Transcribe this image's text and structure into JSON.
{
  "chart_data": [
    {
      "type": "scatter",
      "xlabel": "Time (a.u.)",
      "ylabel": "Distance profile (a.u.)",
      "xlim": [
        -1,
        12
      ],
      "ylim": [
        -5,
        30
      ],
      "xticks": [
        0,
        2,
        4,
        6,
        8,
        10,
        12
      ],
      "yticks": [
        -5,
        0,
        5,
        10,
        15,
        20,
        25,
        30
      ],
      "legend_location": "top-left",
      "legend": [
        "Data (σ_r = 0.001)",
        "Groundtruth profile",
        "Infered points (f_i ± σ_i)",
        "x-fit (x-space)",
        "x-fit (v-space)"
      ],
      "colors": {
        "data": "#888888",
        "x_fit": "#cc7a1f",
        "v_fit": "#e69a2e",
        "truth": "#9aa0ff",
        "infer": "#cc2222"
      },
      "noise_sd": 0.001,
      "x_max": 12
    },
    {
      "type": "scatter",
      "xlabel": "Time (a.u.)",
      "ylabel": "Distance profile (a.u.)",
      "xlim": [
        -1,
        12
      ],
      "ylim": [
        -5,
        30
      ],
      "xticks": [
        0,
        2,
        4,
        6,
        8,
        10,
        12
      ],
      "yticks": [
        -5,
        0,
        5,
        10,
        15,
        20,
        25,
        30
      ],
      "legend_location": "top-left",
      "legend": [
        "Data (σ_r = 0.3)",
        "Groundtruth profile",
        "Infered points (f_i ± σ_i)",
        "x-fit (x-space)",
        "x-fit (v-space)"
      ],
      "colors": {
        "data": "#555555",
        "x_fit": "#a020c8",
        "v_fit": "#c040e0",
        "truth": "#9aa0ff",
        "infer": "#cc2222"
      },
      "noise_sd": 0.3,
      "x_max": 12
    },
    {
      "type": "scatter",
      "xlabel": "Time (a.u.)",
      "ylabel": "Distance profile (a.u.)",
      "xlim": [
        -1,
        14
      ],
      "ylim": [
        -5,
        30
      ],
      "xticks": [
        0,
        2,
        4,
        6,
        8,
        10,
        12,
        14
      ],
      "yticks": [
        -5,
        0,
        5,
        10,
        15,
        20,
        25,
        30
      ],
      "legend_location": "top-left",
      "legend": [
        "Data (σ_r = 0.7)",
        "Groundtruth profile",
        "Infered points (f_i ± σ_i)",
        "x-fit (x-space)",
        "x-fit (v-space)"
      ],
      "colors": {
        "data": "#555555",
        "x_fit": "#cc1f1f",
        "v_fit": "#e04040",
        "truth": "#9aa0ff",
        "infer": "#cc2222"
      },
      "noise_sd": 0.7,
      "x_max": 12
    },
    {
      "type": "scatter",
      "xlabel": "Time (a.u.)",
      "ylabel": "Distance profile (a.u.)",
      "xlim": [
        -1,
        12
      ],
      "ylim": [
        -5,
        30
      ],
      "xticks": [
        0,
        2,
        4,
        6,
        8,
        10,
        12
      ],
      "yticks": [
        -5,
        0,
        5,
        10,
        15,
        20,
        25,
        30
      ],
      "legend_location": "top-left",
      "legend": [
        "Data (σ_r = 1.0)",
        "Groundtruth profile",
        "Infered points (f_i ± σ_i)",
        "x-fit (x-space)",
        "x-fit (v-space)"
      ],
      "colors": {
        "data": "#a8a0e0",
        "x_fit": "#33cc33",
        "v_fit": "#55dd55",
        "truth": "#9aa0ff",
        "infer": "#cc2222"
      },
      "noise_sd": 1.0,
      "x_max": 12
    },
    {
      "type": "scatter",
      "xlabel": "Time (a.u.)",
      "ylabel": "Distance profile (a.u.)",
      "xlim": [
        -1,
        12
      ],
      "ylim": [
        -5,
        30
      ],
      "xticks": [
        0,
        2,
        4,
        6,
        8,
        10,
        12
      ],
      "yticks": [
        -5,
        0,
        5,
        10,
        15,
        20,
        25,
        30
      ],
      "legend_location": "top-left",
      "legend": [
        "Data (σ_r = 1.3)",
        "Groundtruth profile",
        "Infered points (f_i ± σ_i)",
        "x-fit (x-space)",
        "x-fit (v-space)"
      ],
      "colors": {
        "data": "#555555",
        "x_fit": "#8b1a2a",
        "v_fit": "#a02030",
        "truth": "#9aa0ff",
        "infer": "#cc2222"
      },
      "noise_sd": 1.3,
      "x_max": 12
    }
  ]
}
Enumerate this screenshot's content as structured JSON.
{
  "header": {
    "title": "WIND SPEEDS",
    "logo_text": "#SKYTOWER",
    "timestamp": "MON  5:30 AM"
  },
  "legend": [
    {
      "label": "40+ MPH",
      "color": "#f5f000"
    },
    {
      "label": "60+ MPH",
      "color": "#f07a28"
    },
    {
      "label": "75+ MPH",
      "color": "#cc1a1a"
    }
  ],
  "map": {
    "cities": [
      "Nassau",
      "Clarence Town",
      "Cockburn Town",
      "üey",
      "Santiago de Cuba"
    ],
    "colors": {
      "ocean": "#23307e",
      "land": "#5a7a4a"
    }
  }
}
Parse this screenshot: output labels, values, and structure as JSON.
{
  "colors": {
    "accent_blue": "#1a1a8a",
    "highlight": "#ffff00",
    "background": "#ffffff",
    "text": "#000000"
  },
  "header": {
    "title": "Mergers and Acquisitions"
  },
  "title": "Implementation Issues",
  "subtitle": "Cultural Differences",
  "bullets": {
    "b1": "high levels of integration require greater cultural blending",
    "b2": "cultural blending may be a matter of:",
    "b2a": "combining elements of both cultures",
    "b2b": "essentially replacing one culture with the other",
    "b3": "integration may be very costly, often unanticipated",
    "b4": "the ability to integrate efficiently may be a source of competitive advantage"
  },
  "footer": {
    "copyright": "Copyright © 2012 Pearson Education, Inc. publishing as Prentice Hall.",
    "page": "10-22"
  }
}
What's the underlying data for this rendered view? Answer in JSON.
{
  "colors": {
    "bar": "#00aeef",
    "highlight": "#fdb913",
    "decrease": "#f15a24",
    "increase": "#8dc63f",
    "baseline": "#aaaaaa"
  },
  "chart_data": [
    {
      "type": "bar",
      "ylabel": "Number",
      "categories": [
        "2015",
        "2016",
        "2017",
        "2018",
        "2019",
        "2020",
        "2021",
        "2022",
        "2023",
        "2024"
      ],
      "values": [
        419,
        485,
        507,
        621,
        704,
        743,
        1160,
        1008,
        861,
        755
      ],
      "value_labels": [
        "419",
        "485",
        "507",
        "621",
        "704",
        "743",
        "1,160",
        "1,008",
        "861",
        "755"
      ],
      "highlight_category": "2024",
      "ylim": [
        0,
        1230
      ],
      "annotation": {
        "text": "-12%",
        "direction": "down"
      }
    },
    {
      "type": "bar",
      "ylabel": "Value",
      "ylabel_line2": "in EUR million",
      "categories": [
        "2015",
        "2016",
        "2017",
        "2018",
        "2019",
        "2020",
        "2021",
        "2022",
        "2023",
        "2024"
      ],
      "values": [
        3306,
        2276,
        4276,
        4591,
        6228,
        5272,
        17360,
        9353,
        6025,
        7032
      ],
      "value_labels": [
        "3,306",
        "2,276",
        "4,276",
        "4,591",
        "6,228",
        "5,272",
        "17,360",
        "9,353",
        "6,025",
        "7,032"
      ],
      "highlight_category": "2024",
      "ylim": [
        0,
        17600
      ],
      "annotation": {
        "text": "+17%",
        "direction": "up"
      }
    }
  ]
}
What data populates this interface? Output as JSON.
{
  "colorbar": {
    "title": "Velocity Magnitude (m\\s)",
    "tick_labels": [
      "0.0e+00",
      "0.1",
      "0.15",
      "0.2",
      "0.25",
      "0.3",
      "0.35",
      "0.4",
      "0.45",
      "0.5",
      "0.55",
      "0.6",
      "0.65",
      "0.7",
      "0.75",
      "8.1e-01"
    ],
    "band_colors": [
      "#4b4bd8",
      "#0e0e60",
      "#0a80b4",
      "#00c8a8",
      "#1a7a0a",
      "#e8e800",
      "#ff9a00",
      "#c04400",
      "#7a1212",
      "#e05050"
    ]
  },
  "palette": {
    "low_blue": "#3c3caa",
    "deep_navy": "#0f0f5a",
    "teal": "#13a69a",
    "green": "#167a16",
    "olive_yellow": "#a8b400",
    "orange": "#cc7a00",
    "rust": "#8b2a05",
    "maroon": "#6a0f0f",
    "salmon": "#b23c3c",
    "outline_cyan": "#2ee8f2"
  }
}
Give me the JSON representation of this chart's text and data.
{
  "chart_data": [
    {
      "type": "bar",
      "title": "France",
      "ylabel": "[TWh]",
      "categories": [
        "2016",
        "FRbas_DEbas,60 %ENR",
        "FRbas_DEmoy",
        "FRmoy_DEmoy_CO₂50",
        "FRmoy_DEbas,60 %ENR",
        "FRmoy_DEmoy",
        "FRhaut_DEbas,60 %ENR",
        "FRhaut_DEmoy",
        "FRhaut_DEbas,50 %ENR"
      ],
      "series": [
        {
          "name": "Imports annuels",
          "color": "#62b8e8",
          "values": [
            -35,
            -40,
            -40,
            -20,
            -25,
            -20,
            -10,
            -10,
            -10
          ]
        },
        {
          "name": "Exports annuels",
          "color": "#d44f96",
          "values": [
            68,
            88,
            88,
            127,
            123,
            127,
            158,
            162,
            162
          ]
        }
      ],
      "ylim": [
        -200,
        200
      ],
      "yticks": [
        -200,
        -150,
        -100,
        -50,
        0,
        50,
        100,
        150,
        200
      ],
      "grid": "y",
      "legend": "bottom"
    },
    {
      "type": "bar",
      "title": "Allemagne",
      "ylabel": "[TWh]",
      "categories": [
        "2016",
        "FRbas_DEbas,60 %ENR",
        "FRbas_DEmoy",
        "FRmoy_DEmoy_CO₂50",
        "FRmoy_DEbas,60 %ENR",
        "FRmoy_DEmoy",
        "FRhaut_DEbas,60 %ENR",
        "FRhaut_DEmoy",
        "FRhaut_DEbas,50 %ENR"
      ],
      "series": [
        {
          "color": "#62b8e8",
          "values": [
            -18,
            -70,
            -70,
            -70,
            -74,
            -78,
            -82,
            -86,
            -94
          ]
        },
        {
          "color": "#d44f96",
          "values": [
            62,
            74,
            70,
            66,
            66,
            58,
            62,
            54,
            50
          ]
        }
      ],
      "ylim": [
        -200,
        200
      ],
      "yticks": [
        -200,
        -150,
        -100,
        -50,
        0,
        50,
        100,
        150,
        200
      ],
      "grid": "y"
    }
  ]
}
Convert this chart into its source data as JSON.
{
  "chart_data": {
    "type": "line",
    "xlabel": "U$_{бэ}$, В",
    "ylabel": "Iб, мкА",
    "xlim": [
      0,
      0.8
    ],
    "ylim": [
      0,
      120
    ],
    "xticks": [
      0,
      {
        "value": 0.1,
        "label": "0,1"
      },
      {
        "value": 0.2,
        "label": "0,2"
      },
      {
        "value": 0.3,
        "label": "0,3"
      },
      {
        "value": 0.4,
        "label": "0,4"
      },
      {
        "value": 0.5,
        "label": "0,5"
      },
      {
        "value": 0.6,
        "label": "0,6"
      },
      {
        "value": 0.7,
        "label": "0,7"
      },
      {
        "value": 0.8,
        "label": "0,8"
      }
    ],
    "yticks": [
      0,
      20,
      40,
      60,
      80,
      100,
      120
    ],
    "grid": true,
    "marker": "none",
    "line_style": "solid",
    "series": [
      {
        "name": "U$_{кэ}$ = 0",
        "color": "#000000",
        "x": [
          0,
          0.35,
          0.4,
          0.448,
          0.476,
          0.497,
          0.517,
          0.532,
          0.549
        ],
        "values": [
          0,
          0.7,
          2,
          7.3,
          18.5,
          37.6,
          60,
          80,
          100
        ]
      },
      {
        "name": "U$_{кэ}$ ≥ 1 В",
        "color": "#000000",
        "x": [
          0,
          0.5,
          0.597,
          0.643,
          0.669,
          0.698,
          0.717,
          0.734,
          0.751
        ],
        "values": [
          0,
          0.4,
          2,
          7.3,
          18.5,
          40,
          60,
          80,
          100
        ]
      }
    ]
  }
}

————

__Task details__:
Copy all lines from the entries that contain the word "name".

__Answer to the problem__:
          "name": "Imports annuels",
          "name": "Exports annuels",
        "name": "U$_{кэ}$ = 0",
        "name": "U$_{кэ}$ ≥ 1 В",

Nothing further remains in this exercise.